## Activity
Say how many of the lines below hold "vertebrae", writing the number and nothing more.
----- Data to examine
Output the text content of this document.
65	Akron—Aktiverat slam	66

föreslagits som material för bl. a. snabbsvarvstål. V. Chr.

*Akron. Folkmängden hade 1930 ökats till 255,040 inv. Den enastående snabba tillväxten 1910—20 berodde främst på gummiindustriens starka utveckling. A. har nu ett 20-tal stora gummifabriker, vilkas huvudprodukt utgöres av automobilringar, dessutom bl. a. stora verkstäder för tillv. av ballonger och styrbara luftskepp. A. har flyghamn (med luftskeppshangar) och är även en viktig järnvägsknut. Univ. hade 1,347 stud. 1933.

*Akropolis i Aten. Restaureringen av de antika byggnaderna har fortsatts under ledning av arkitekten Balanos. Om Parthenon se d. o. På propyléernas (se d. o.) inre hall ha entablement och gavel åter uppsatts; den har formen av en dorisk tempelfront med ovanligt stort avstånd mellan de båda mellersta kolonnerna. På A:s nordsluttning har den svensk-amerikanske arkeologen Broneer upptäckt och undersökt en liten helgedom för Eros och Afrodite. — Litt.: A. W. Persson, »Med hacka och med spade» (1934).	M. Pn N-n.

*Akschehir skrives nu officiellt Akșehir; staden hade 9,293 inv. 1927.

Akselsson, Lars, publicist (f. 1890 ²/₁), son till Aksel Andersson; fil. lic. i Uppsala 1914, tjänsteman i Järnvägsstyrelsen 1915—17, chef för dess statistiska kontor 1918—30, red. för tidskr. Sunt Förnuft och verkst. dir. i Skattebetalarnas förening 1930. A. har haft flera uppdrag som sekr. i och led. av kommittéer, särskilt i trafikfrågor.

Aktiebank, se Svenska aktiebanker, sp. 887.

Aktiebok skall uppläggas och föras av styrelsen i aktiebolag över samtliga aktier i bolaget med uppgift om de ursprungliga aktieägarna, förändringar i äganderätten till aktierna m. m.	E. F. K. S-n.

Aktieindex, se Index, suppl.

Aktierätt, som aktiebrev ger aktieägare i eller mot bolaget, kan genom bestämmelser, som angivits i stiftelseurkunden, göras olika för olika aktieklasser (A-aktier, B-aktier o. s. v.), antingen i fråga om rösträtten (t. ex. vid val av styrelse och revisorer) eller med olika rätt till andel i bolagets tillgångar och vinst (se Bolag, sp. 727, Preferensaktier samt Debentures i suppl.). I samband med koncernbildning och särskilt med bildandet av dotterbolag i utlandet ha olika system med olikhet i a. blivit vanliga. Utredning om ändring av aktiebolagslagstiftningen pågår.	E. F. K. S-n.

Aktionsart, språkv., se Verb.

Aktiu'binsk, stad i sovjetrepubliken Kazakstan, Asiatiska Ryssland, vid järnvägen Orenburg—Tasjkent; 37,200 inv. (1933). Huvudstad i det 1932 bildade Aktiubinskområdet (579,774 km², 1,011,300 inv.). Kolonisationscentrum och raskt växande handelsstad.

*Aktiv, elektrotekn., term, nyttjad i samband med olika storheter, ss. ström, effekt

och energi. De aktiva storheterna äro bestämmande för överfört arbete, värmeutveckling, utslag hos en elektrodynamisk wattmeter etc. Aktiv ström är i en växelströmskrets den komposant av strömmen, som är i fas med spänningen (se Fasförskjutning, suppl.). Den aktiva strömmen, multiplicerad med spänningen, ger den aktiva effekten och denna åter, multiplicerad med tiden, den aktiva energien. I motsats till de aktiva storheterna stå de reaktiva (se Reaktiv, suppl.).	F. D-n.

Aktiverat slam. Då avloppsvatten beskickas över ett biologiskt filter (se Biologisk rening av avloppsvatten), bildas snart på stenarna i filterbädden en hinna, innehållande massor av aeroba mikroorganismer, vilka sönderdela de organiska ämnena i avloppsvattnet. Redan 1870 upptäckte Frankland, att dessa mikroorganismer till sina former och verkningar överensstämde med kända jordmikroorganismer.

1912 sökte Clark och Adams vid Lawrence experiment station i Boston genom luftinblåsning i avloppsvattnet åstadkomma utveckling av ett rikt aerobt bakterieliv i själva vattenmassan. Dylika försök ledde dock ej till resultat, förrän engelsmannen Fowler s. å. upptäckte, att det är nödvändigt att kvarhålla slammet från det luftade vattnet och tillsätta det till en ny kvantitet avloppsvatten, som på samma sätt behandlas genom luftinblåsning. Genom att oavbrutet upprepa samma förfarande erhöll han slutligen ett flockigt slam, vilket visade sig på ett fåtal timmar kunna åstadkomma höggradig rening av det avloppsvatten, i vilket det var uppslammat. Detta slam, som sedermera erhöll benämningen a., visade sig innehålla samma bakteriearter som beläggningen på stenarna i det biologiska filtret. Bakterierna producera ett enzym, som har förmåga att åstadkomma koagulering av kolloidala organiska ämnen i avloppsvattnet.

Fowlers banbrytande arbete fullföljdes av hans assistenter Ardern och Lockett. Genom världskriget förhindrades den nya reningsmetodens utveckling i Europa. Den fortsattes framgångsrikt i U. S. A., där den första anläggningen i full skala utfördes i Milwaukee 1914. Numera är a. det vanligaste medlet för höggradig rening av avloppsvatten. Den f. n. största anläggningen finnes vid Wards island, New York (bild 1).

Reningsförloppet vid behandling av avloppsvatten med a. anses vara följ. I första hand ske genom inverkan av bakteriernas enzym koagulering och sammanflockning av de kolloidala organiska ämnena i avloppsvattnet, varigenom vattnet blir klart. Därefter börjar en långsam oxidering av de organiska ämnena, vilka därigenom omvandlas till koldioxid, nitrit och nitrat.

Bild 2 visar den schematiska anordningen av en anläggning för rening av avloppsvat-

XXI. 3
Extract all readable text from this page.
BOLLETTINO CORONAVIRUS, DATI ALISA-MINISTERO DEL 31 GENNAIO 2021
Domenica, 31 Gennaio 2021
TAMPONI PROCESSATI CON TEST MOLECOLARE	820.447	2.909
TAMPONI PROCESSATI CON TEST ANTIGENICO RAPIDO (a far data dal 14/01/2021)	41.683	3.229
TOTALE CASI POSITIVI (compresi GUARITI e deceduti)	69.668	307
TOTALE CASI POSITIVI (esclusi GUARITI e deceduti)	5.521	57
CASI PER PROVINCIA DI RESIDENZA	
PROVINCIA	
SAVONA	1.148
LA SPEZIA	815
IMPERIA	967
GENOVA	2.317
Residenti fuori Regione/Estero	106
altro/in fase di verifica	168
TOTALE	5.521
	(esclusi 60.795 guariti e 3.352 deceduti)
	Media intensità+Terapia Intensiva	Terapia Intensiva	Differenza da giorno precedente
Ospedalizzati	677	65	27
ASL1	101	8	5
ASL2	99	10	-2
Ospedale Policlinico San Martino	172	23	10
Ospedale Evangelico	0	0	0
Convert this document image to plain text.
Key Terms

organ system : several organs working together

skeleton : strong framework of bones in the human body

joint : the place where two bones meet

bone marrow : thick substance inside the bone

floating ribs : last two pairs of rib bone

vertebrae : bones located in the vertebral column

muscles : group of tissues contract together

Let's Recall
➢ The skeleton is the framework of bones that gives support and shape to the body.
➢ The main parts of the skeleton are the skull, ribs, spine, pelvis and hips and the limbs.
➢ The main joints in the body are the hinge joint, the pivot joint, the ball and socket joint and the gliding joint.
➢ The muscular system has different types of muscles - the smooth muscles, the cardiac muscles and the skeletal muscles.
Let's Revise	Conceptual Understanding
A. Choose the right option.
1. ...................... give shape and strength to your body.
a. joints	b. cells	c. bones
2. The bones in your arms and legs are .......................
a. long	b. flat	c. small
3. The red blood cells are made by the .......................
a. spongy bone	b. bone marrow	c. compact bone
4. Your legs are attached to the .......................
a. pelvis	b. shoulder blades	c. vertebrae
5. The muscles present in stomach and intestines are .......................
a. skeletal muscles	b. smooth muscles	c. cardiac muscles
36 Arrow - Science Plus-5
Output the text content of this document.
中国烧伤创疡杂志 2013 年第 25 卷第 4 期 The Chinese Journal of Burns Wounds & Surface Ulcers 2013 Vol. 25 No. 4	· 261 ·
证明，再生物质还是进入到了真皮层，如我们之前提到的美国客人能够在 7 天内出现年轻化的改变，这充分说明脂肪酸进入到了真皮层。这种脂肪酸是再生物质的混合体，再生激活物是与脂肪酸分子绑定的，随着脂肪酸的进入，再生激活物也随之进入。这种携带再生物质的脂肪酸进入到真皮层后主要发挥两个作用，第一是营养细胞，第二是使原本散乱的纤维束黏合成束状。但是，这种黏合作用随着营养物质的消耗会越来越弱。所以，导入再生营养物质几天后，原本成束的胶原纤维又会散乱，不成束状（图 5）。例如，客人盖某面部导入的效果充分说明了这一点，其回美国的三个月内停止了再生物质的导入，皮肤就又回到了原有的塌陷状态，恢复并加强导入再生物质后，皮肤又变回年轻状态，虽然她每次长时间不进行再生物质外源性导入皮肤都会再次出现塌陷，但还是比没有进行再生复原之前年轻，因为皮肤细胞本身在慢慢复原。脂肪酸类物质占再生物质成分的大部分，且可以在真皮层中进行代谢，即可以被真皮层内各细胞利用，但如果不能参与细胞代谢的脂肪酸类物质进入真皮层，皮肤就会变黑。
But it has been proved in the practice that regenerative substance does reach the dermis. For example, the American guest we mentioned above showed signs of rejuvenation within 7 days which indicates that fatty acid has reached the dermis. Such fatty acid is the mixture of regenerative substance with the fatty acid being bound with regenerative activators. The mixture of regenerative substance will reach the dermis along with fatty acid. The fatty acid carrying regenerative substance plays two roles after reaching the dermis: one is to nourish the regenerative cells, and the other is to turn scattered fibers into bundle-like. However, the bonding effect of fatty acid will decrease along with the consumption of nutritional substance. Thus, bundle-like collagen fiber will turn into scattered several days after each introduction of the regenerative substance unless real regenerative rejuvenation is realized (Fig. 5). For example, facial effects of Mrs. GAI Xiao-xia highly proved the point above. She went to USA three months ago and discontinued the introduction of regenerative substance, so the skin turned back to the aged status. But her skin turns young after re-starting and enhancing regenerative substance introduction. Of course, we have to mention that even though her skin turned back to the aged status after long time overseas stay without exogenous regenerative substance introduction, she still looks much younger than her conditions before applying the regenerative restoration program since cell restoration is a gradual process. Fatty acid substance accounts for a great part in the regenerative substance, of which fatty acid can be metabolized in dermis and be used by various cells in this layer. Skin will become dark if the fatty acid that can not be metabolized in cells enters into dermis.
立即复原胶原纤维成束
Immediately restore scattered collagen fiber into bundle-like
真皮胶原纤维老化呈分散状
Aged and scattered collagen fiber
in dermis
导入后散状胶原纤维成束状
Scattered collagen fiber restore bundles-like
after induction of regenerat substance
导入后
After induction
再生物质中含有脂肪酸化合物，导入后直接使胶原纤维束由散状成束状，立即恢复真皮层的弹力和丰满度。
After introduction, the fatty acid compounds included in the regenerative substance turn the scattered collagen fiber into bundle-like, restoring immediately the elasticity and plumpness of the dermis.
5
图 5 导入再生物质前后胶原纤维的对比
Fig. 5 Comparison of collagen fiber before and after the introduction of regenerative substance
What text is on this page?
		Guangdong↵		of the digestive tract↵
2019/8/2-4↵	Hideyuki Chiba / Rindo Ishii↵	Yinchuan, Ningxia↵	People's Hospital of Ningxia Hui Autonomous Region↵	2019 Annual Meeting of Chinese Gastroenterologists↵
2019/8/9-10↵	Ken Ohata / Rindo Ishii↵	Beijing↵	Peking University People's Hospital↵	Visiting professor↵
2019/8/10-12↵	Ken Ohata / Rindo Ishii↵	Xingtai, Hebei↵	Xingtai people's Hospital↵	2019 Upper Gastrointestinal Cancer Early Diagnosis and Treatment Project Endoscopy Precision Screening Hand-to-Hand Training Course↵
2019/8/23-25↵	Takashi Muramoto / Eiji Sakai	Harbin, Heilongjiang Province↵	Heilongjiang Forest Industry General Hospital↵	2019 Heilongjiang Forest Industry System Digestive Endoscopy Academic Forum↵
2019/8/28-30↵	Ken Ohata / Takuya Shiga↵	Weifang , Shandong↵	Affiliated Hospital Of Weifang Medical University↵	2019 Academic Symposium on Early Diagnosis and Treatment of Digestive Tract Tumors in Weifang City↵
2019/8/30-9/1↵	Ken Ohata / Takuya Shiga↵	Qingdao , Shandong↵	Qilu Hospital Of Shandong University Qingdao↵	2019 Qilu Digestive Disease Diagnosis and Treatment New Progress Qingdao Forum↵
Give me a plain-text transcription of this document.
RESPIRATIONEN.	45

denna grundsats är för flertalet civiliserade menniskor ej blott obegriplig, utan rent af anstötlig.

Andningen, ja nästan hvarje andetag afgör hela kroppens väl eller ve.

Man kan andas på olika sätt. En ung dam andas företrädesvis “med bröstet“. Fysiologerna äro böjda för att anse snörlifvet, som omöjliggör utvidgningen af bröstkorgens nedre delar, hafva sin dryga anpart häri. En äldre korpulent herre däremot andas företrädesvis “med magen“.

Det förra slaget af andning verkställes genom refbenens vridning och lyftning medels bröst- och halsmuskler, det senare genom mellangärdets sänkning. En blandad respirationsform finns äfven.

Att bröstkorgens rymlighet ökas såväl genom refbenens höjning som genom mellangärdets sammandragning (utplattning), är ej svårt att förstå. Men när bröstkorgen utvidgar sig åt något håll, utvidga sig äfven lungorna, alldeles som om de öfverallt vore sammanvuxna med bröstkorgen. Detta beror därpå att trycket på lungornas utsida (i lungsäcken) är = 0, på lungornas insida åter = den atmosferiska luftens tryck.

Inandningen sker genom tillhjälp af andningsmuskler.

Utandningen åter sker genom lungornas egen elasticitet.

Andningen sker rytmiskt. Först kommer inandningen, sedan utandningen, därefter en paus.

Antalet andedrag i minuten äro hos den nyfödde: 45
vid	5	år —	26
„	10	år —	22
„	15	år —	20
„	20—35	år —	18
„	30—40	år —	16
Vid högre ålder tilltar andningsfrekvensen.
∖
----------
## Your solution
2